--- begin Data excerpts ---

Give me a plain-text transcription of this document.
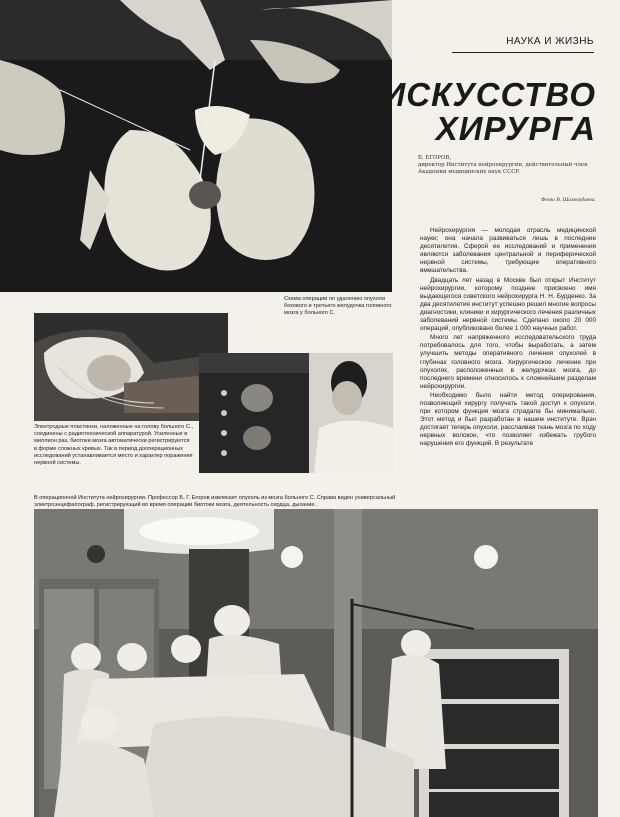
НАУКА И ЖИЗНЬ
ИСКУССТВО
ХИРУРГА
Б. ЕГОРОВ,
директор Института нейрохирургии, действительный член Академии медицинских наук СССР.
Фото В. Шахвердиева.
Схема операции по удалению опухоли бокового и третьего желудочка головного мозга у больного С.
Электродные пластинки, наложенные на голову больного С., соединены с радиотехнической аппаратурой. Усиленные в миллион раз, биотоки мозга автоматически регистрируются в форме сложных кривых. Так в период дооперационных исследований устанавливается место и характер поражения нервной системы.

Нейрохирургия — молодая отрасль медицинской науки; она начала развиваться лишь в последние десятилетия. Сферой ее исследований и применения являются заболевания центральной и периферической нервной системы, требующие оперативного вмешательства.

Двадцать лет назад в Москве был открыт Институт нейрохирургии, которому позднее присвоено имя выдающегося советского нейрохирурга Н. Н. Бурденко. За два десятилетия институт успешно решил многие вопросы диагностики, клиники и хирургического лечения различных заболеваний нервной системы. Сделано около 20 000 операций, опубликовано более 1 000 научных работ.

Много лет напряженного исследовательского труда потребовалось для того, чтобы выработать, а затем улучшить методы оперативного лечения опухолей в глубинах головного мозга. Хирургическое лечение при опухолях, расположенных в желудочках мозга, до последнего времени относилось к сложнейшим разделам нейрохирургии.

Необходимо было найти метод оперирования, позволяющий хирургу получать такой доступ к опухоли, при котором функция мозга страдала бы минимально. Этот метод и был разработан в нашем институте. Врач достигает теперь опухоли, расслаивая ткань мозга по ходу нервных волокон, что позволяет избежать грубого нарушения его функций. В результате

В операционной Института нейрохирургии. Профессор Б. Г. Егоров извлекает опухоль из мозга больного С. Справа виден универсальный электроэнцефалограф, регистрирующий во время операции биотоки мозга, деятельность сердца, дыхание.
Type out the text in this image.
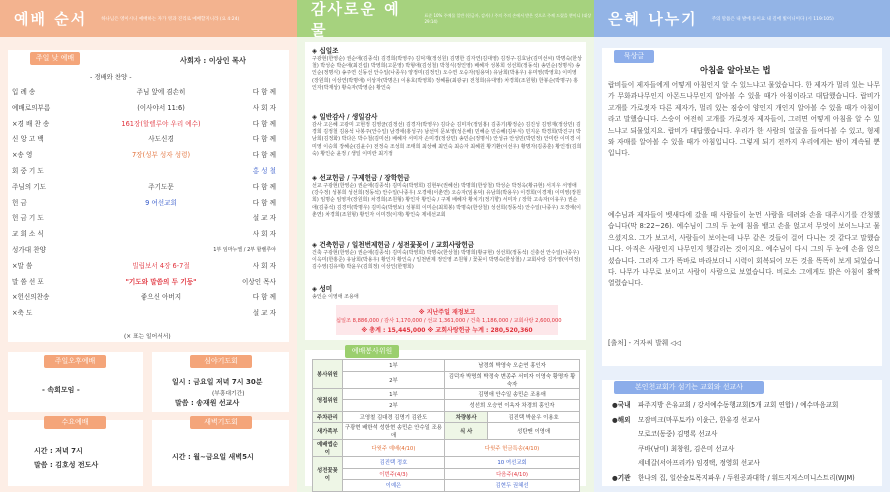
예배 순서	하나님은 영이시니 예배하는 자가 영과 진리로 예배할지니라 (요 4:24)
주일 낮 예배	사회자 : 이상인 목사
- 경배와 찬양 -
입 례 송	주님 앞에 겸손히	다 함 께
예배로의부름	(이사야서 11:6)	사 회 자
×경 배 찬 송	161장(할렐루야 우리 예수)	다 함 께
신 앙 고 백	사도신경	다 함 께
×송 영	7장(성부 성자 성령)	다 함 께
회 중 기 도	홍 성 철
주님의 기도	주기도문	다 함 께
헌 금	9 여선교회	다 함 께
헌 금 기 도	설 교 자
교 회 소 식	사 회 자
성가대 찬양	1부 임마누엘 / 2부 할렐루야
×말 씀	빌립보서 4장 6-7절	사 회 자
말 씀 선 포	"기도와 말씀의 두 기둥"	이상인 목사
×헌신의찬송	좋으신 아버지	다 함 께
×축 도	설 교 자
(× 표는 일어서서)
주일오후예배
- 속회모임 -
심야기도회
일시 : 금요일 저녁 7시 30분
(부흥대기간)
말씀 : 송재원 선교사
수요예배
시간 : 저녁 7시
말씀 : 김호성 전도사
새벽기도회
시간 : 월~금요일 새벽5시
감사로운 예물
표준 10% 주예물 일반 (헌금자, 감사) / 주의 주의 손에서 받은 것으로 주께 드렸을 뿐이니 (대상 29:14)
◈ 십일조
구광현(한영순) 권순애(김종석) 김경희(박영주) 김덕재(정성원) 김명한 김자연(김대영) 김정구·김효남(김미선씨) 박명숙(한상철) 박성순 박순애(최진섭) 박영희(고문영) 박형애(김성철) 박청식(정인영) 배혜자 성봉희 성선희(정동석) 송민순(정명식) 송인순(정명식) 송주연 신동선 안수일(나종우) 양정미(김정인) 오수연 오승자(임용덕) 유남희(박용우) 유미영(박영호) 이미영(장원희) 이상연(박명애) 이상자(박명은) 이용호(박영희) 정혜률(최광규) 전청희(유대영) 차경희(조원형) 한봉순(박명구) 홍인자(박재상) 황숙자(박영순) 황인숙
◈ 일반감사 / 생일감사
감사 고은혜 고광미 고현정 김영균(김정선) 김경자(박영우) 김다순 김미자(정임홍) 김종기(황정순) 김진성 김영재(정상민) 김경희 김정철 김용석 나봉주(안수일) 남경애(홍성구) 남선미 문보영(성은해) 민혜순 민승혜(김두식) 민지운 박경희(박진구) 박남희(김정화) 박다은 박수철(김미선) 배혜자 서미자 손미경(정상민) 송민순(정명식) 안성규 안성민(박민정) 안미란 이미경 이미영 이승희 장혜순(김윤수) 전정숙 조성희 조태희 최상혜 최인숙 최승자 최혜원 황기환(이선우) 황명자(김종훈) 황인정(김희숙) 황인순 윤정 / 생일 이미란 최기정
◈ 선교헌금 / 구제헌금 / 장학헌금
선교 구광현(한영순) 권순애(김종석) 김미숙(박영희) 김현두(권혜선) 박명희(한상철) 박성순 박정옥(황규현) 서지우 서영애(강수정) 성봉희 성선희(정동석) 안수일(나종우) 오경애(이춘연) 오승자(임용덕) 유남희(박용우) 이경희(이경재) 이미영(장원희) 임명순 임영자(장원희) 차경희(조원형) 황인자 황인숙 / 구제 배혜자 황치기(정기향) 서미자 / 장학 고속자(이유우) 권순애(김종석) 김경미(박명우) 김미숙(박영보) 성봉희 이미순(최희봉) 박명숙(한상철) 성선희(정동석) 안수일(나종우) 오경애(이춘연) 차경희(조원형) 황인자 이미경(이재) 황인숙 제네선교회
◈ 건축헌금 / 일천번제헌금 / 성전꽃꽂이 / 교회사랑헌금
건축 구광현(한영순) 권순애(김종석) 김미숙(박영희) 박명숙(한상철) 박명희(황규현) 성선희(정동석) 신충선 안수일(나종우) 이옥미(한홍준) 유남희(박용우) 황인자 황인숙 / 일천번제 정인영 조원형 / 꽃꽂이 박명숙(한상철) / 교회사랑 김가영(이미정) 김수영(김유태) 박윤우(김희정) 이상인(한명희)
◈ 성미
송인순 이영애 조용애
※ 지난주일 재정보고
십일조 8,886,000 / 감사 1,170,000 / 선교 1,361,000 / 건축 1,186,000 / 교회사랑 2,600,000
※ 총계 : 15,445,000 ※ 교회사랑헌금 누계 : 280,520,360
예배봉사위원
봉사위원	1부	남경희 박영숙 오순연 홍인자	
	2부	김덕자 박명희 박정숙 변종주 서미자 이영숙 황명자 황숙자	
영접위원	1부	김명애 안수일 송민순 조용애	
	2부	성선희 오승연 이옥자 차경희 홍인자	
주차관리	고영철 김대경 김명기 김완도	차량봉사	김진택 박윤우 이용호
새가족부	구광현 배한석 성한현 송민순 안수일 조용애	식 사	성탄맨 이영애
예배앱순이	다윗주 예배(4/10)	다윗주 헌금특송(4/10)	
성전꽃꽂이	김진택 정호	10 여선교회	
	이번주(4/3)	다음주(4/10)	
	이예은	김현두 권혜선	
은혜 나누기	주의 말씀은 내 발에 등이요 내 길에 빛이니이다 (시 119:105)
묵상글
아침을 알아보는 법
본인천교회가 섬기는 교회와 선교사
랍비들이 제자들에게 어떻게 아침인지 알 수 있느냐고 물었습니다. 한 제자가 멀리 있는 나무가 무화과나무인지 아몬드나무인지 알아볼 수 있을 때가 아침이라고 대답했습니다. 랍비가 고개를 가로젓자 다른 제자가, 멀리 있는 짐승이 양인지 개인지 알아볼 수 있을 때가 아침이라고 말했습니다. 스승이 여전히 고개를 가로젓자 제자들이, 그러면 어떻게 아침을 알 수 있느냐고 되물었지요. 랍비가 대답했습니다. 우리가 한 사람의 얼굴을 들여다볼 수 있고, 형제와 자매를 알아볼 수 있을 때가 아침입니다. 그렇게 되기 전까지 우리에게는 밤이 계속될 뿐입니다.
예수님과 제자들이 벳새다에 갔을 때 사람들이 눈먼 사람을 데려와 손을 대주시기를 간청했습니다(막 8:22~26). 예수님이 그의 두 눈에 침을 뱉고 손을 얹고서 무엇이 보이느냐고 물으셨지요. 그가 보고서, 사람들이 보이는데 나무 같은 것들이 걸어 다니는 것 같다고 말했습니다. 아직은 사람인지 나무인지 헷갈리는 것이지요. 예수님이 다시 그의 두 눈에 손을 얹으셨습니다. 그러자 그가 똑바로 바라보더니 시력이 회복되어 모든 것을 똑똑히 보게 되었습니다. 나무가 나무로 보이고 사람이 사람으로 보였습니다. 비로소 그에게도 밝은 아침이 활짝 열렸습니다.
[출처] - 겨자씨 발췌 ◁◁
●국내 파주지방 은유교회 / 강서예수동행교회(5개 교회 연합) / 예수마음교회
●해외 모잠비크(마푸토카) 이윤근, 한유경 선교사
모로코(동중) 김명록 선교사
쿠바(남미) 최창원, 김은미 선교사
세네갈(서아프리카) 임경택, 정영희 선교사
●기관 한나의 집, 일산숲토목지파우 / 두원공과대학 / 워드지저스미니스트리(WJM)
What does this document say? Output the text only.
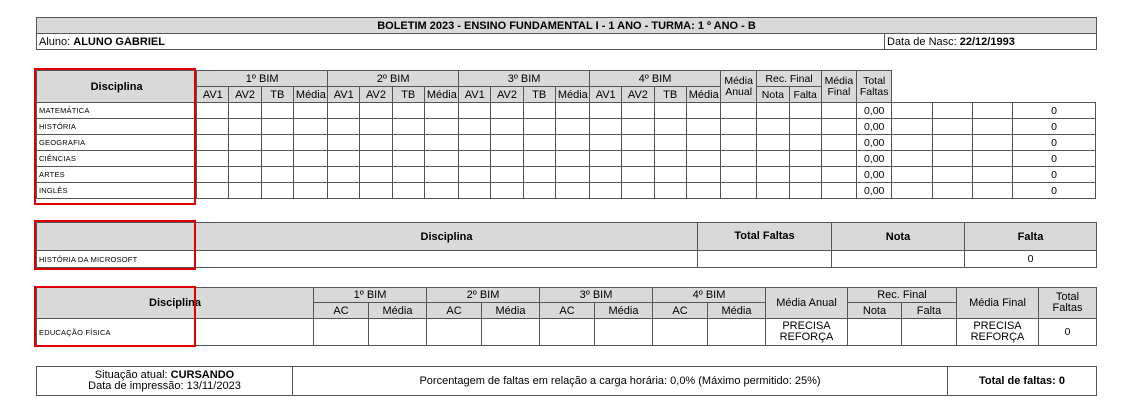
BOLETIM 2023 - ENSINO FUNDAMENTAL I - 1 ANO - TURMA: 1 º ANO - B
Aluno: ALUNO GABRIEL	Data de Nasc: 22/12/1993
Disciplina	1º BIM				2º BIM				3º BIM				4º BIM				Média Anual	Rec. Final		Média Final	Total Faltas				
	AV1	AV2	TB	Média	AV1	AV2	TB	Média	AV1	AV2	TB	Média	AV1	AV2	TB	Média		Nota	Falta						
MATEMÁTICA																					0,00				0
HISTÓRIA																					0,00				0
GEOGRAFIA																					0,00				0
CIÊNCIAS																					0,00				0
ARTES																					0,00				0
INGLÊS																					0,00				0
	Disciplina	Total Faltas	Nota	Falta
HISTÓRIA DA MICROSOFT				0
Disciplina	1º BIM		2º BIM		3º BIM		4º BIM		Média Anual	Rec. Final		Média Final	Total Faltas
	AC	Média	AC	Média	AC	Média	AC	Média		Nota	Falta		
EDUCAÇÃO FÍSICA									PRECISA REFORÇA			PRECISA REFORÇA	0
Situação atual: CURSANDO
Data de impressão: 13/11/2023	Porcentagem de faltas em relação a carga horária: 0,0% (Máximo permitido: 25%)	Total de faltas: 0
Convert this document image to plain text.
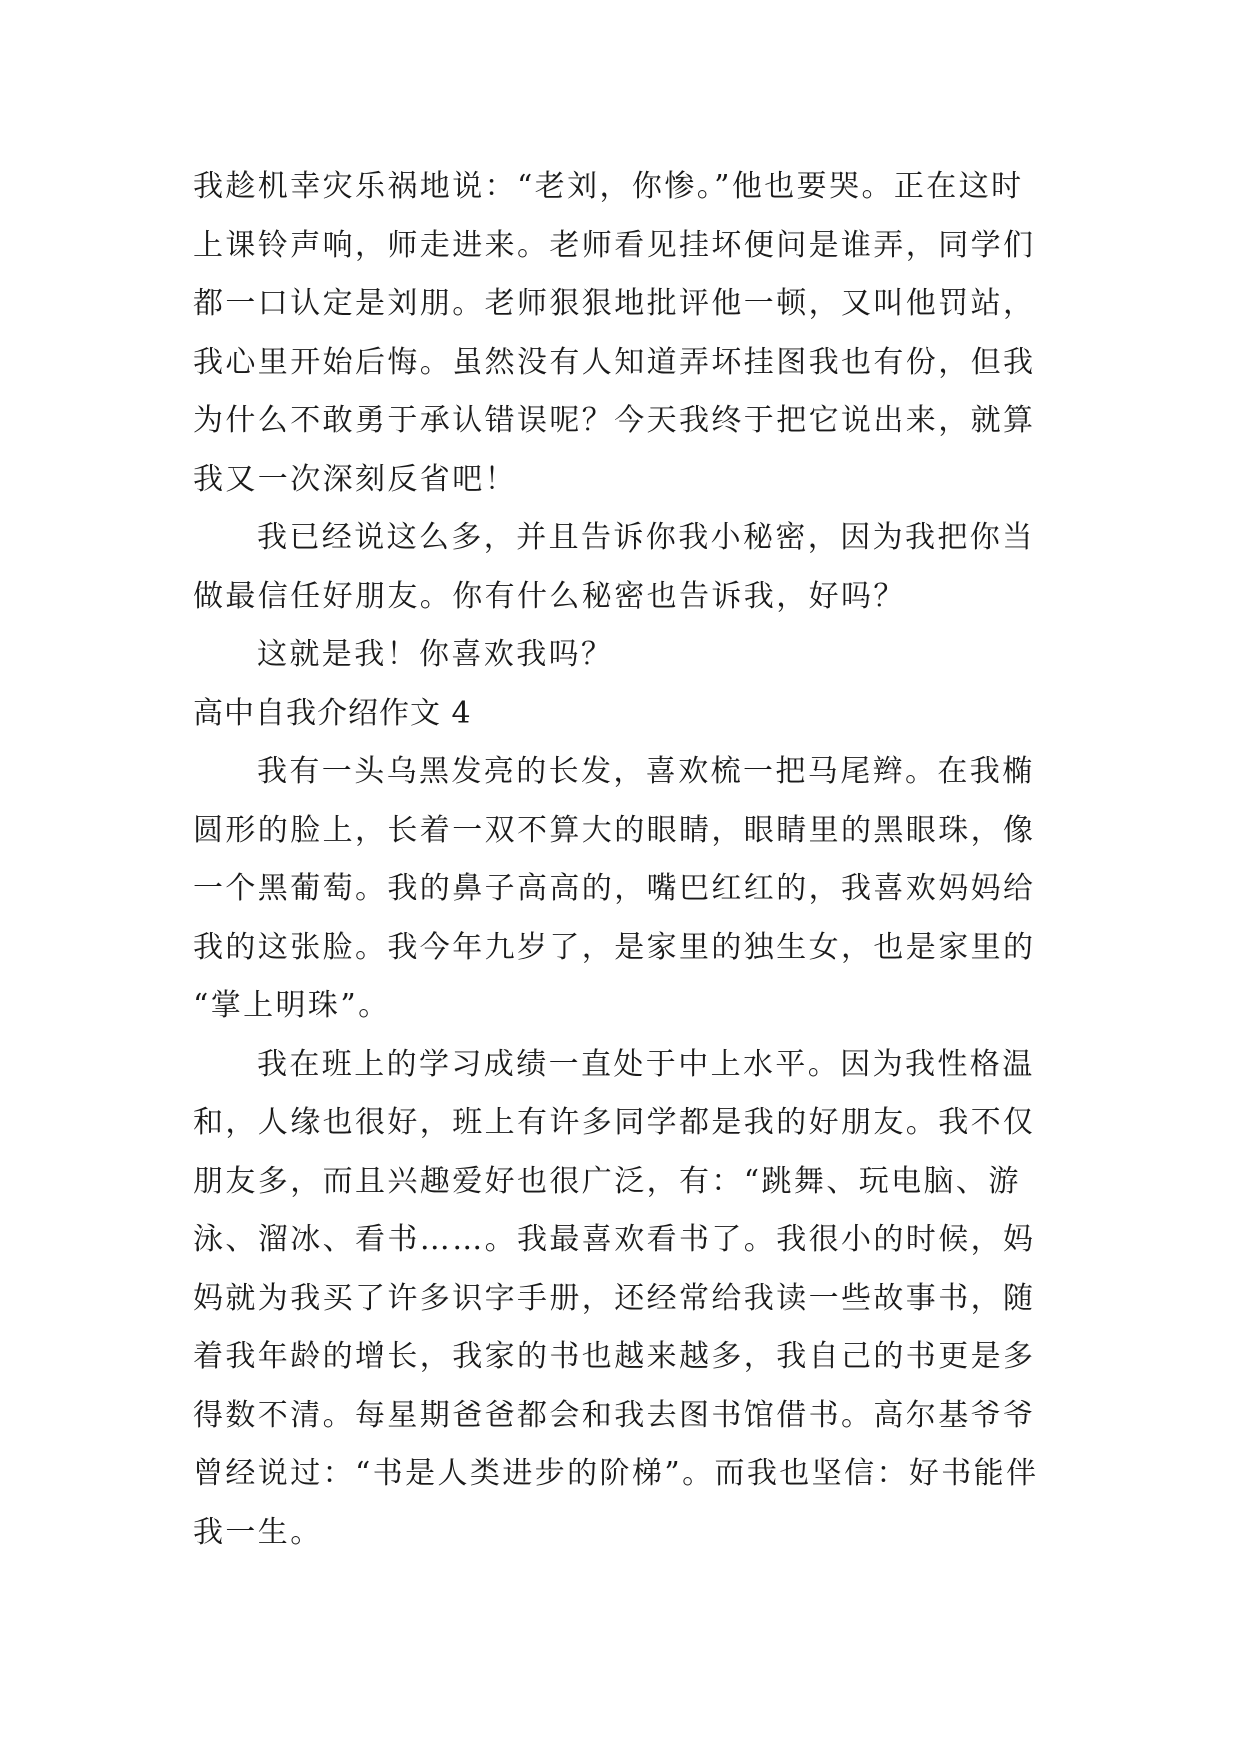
我趁机幸灾乐祸地说：“老刘，你惨。”他也要哭。正在这时
上课铃声响，师走进来。老师看见挂坏便问是谁弄，同学们
都一口认定是刘朋。老师狠狠地批评他一顿，又叫他罚站，
我心里开始后悔。虽然没有人知道弄坏挂图我也有份，但我
为什么不敢勇于承认错误呢？今天我终于把它说出来，就算
我又一次深刻反省吧！
我已经说这么多，并且告诉你我小秘密，因为我把你当
做最信任好朋友。你有什么秘密也告诉我，好吗？
这就是我！你喜欢我吗？
高中自我介绍作文 4
我有一头乌黑发亮的长发，喜欢梳一把马尾辫。在我椭
圆形的脸上，长着一双不算大的眼睛，眼睛里的黑眼珠，像
一个黑葡萄。我的鼻子高高的，嘴巴红红的，我喜欢妈妈给
我的这张脸。我今年九岁了，是家里的独生女，也是家里的
“掌上明珠”。
我在班上的学习成绩一直处于中上水平。因为我性格温
和，人缘也很好，班上有许多同学都是我的好朋友。我不仅
朋友多，而且兴趣爱好也很广泛，有：“跳舞、玩电脑、游
泳、溜冰、看书……。我最喜欢看书了。我很小的时候，妈
妈就为我买了许多识字手册，还经常给我读一些故事书，随
着我年龄的增长，我家的书也越来越多，我自己的书更是多
得数不清。每星期爸爸都会和我去图书馆借书。高尔基爷爷
曾经说过：“书是人类进步的阶梯”。而我也坚信：好书能伴
我一生。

--- end Data excerpts ---

**Exercise:** Your task is to give again, unchanged, the lines from the line that contains "Convert this document image to plain text." to the end of the records. Include both end lines but no pictures.

**Task output:**
Convert this document image to plain text.
我趁机幸灾乐祸地说：“老刘，你惨。”他也要哭。正在这时
上课铃声响，师走进来。老师看见挂坏便问是谁弄，同学们
都一口认定是刘朋。老师狠狠地批评他一顿，又叫他罚站，
我心里开始后悔。虽然没有人知道弄坏挂图我也有份，但我
为什么不敢勇于承认错误呢？今天我终于把它说出来，就算
我又一次深刻反省吧！
我已经说这么多，并且告诉你我小秘密，因为我把你当
做最信任好朋友。你有什么秘密也告诉我，好吗？
这就是我！你喜欢我吗？
高中自我介绍作文 4
我有一头乌黑发亮的长发，喜欢梳一把马尾辫。在我椭
圆形的脸上，长着一双不算大的眼睛，眼睛里的黑眼珠，像
一个黑葡萄。我的鼻子高高的，嘴巴红红的，我喜欢妈妈给
我的这张脸。我今年九岁了，是家里的独生女，也是家里的
“掌上明珠”。
我在班上的学习成绩一直处于中上水平。因为我性格温
和，人缘也很好，班上有许多同学都是我的好朋友。我不仅
朋友多，而且兴趣爱好也很广泛，有：“跳舞、玩电脑、游
泳、溜冰、看书……。我最喜欢看书了。我很小的时候，妈
妈就为我买了许多识字手册，还经常给我读一些故事书，随
着我年龄的增长，我家的书也越来越多，我自己的书更是多
得数不清。每星期爸爸都会和我去图书馆借书。高尔基爷爷
曾经说过：“书是人类进步的阶梯”。而我也坚信：好书能伴
我一生。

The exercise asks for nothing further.